=== Entries shown ===

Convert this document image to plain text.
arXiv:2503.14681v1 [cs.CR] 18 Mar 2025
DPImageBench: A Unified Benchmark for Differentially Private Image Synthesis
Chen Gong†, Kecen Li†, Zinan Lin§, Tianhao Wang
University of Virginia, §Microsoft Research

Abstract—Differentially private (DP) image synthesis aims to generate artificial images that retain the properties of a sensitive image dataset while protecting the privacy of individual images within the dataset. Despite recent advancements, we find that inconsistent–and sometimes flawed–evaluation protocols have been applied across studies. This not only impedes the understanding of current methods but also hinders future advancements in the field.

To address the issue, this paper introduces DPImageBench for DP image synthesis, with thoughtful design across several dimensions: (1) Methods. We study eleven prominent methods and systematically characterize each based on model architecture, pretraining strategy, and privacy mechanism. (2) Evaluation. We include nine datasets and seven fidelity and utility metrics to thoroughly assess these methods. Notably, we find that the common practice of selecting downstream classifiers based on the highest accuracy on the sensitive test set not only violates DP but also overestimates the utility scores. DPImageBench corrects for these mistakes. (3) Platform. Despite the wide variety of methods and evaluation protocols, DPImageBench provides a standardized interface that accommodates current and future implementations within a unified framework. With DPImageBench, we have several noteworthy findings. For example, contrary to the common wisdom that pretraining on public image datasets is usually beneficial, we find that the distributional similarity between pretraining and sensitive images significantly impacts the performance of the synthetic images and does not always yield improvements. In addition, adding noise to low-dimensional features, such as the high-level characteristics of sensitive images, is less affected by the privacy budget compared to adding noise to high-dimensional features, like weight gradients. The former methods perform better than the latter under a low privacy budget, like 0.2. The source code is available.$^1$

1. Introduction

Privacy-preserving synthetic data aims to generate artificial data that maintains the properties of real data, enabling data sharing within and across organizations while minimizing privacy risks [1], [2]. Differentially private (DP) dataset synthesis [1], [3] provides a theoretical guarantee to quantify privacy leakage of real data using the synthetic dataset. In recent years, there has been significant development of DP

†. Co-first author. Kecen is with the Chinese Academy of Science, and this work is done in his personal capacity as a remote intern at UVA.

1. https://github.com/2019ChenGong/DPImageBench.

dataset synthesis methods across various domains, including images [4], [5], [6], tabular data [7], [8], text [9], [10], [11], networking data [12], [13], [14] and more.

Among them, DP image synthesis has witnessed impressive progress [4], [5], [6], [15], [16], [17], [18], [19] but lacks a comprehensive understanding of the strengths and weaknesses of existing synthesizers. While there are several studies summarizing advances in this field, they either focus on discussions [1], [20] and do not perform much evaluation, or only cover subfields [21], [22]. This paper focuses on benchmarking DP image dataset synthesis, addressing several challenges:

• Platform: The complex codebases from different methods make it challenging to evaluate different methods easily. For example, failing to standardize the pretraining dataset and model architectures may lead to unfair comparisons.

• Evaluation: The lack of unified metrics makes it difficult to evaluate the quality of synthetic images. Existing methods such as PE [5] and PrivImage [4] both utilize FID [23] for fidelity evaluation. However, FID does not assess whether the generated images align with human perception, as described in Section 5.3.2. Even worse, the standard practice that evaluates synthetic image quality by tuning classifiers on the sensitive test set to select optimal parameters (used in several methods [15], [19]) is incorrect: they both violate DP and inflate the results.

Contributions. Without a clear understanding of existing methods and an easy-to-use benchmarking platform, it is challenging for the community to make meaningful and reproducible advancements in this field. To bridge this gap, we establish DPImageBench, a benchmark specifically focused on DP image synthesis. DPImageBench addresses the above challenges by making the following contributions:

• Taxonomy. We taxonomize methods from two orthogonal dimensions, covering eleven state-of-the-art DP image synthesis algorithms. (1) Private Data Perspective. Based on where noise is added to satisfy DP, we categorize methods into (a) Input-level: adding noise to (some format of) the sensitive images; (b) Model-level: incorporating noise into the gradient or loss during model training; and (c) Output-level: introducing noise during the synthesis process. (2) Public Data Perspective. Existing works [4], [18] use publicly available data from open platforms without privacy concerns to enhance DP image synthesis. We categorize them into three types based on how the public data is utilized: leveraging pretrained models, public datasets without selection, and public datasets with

===

Find every line containing the word "recent", then give the total and nothing more.

2